**** Records shown ****

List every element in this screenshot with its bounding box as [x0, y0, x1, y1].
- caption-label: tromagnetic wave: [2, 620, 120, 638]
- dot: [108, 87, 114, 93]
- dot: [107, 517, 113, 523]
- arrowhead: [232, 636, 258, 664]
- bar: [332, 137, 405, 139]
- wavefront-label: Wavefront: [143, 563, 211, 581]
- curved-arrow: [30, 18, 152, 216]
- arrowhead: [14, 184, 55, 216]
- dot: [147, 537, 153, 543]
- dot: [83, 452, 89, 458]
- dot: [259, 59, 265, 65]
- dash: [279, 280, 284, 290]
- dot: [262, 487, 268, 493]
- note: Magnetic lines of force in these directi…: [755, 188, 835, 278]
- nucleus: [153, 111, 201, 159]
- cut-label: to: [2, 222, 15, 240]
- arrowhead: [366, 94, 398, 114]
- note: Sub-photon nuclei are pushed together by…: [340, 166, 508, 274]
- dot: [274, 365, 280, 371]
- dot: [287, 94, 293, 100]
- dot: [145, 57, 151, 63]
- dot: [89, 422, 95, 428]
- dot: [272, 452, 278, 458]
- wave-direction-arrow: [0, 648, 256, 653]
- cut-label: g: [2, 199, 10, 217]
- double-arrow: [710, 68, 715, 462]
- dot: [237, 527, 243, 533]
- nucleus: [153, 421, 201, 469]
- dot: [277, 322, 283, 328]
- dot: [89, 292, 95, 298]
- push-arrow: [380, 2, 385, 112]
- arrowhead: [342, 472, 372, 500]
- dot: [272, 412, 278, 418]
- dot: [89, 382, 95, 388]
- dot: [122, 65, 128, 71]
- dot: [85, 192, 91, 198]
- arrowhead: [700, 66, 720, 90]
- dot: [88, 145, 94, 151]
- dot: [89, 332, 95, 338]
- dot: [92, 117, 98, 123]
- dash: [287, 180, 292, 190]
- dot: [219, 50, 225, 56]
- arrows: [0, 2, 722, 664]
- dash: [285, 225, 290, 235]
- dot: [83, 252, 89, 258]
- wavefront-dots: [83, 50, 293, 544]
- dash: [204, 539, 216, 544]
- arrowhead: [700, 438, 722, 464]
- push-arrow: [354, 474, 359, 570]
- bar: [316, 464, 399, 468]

****
**** Records shown ****

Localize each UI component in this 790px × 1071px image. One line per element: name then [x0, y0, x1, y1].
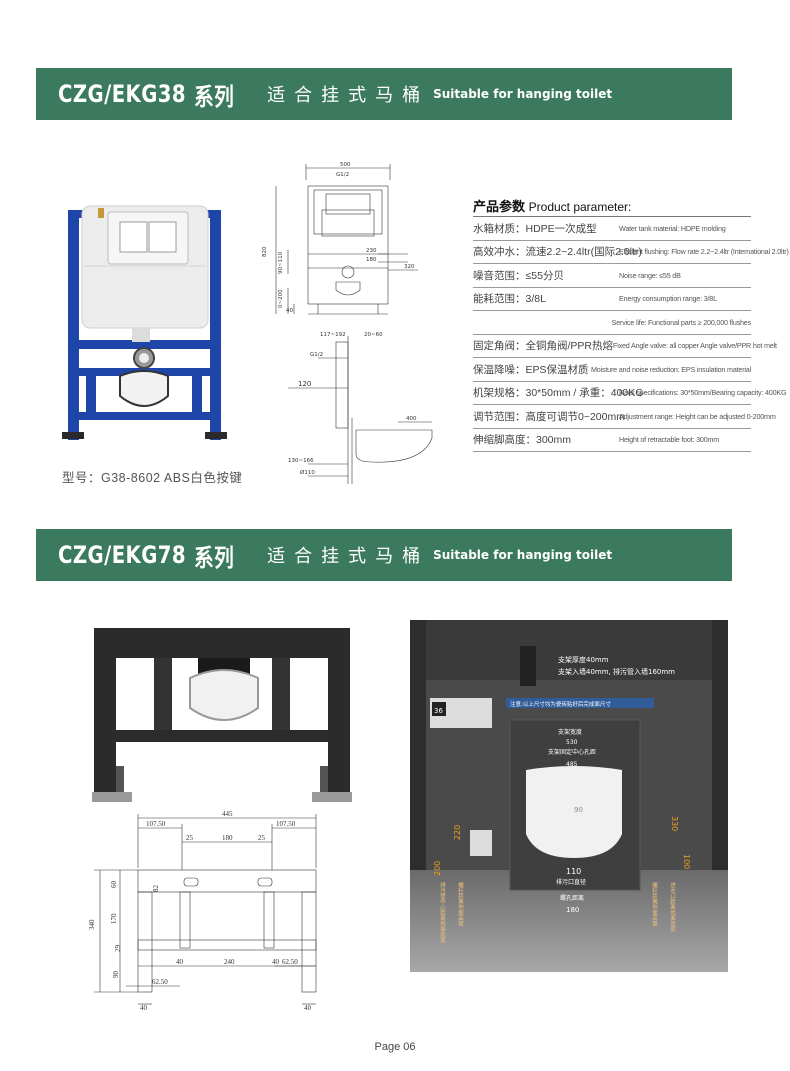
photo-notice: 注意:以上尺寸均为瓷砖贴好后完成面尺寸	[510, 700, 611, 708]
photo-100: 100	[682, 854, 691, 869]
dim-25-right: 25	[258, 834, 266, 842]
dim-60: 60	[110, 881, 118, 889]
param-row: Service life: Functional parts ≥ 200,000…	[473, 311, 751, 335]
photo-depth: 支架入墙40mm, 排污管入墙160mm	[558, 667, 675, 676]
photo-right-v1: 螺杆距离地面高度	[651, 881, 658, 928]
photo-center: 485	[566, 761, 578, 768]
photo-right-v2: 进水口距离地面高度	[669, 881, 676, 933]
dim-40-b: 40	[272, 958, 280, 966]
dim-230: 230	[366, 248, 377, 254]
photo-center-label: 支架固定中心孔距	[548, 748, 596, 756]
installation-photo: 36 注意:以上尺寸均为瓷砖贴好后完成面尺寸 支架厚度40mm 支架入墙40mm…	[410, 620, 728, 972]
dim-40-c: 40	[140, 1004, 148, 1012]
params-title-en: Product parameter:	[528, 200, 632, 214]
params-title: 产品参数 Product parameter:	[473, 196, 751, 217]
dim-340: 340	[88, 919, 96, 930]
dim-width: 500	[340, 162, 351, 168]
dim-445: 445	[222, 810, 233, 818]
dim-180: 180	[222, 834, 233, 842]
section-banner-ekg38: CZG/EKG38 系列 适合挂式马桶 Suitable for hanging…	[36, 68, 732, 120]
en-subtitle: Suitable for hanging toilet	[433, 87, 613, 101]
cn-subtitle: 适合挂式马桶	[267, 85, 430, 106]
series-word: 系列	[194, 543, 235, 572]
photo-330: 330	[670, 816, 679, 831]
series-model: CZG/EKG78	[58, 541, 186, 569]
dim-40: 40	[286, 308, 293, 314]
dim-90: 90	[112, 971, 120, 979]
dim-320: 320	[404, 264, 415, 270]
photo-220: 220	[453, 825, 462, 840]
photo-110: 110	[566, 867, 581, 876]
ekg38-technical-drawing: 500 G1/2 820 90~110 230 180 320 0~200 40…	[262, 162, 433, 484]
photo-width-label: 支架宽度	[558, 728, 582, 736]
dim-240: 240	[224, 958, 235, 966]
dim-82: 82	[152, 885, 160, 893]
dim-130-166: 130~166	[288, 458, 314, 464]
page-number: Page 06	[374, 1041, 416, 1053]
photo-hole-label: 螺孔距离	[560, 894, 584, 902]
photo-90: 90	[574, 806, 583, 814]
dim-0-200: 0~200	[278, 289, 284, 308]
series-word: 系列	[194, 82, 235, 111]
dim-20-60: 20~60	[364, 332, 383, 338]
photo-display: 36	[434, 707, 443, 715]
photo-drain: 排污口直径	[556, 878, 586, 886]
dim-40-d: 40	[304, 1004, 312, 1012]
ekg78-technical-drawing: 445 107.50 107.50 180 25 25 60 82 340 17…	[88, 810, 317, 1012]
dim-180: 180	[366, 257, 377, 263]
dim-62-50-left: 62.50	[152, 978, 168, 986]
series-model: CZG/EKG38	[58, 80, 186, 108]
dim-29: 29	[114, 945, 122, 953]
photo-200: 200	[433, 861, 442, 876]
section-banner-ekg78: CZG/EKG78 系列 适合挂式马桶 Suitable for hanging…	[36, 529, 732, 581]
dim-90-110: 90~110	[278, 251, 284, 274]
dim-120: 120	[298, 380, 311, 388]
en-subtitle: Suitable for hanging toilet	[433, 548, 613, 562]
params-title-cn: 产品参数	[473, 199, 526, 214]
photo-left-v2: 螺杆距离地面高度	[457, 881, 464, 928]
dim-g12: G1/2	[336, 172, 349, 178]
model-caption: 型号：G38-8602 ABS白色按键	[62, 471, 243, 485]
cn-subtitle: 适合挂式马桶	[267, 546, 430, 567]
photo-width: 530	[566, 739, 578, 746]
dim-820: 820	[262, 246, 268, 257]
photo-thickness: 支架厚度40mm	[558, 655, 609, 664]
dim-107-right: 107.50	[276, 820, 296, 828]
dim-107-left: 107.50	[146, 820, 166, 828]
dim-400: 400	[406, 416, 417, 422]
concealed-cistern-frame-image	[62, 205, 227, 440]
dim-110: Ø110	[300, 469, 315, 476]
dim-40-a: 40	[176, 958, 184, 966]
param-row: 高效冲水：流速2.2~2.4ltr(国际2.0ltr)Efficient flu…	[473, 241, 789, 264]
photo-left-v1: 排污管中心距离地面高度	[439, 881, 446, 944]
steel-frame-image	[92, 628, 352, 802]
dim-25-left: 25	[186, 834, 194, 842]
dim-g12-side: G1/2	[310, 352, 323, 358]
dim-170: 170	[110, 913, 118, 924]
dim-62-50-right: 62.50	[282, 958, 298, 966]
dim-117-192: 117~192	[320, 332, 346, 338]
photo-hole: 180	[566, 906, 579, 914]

****
**** Records shown ****

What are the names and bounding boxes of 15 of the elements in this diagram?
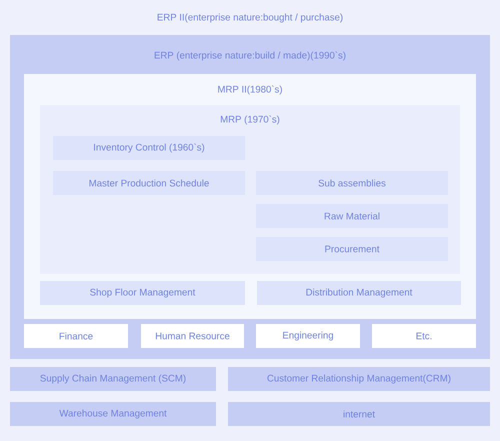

****

* _Task directions_
Give the lines of the records above as a JSON list of strings, one string per line and blank lines left out, from the line with "List every element" to the line with "- bar: [332, 137, 405, 139]", both included.

* _Result of this exercise_
[
  "List every element in this screenshot with its bounding box as [x0, y0, x1, y1].",
  "- caption-label: tromagnetic wave: [2, 620, 120, 638]",
  "- dot: [108, 87, 114, 93]",
  "- dot: [107, 517, 113, 523]",
  "- arrowhead: [232, 636, 258, 664]",
  "- bar: [332, 137, 405, 139]"
]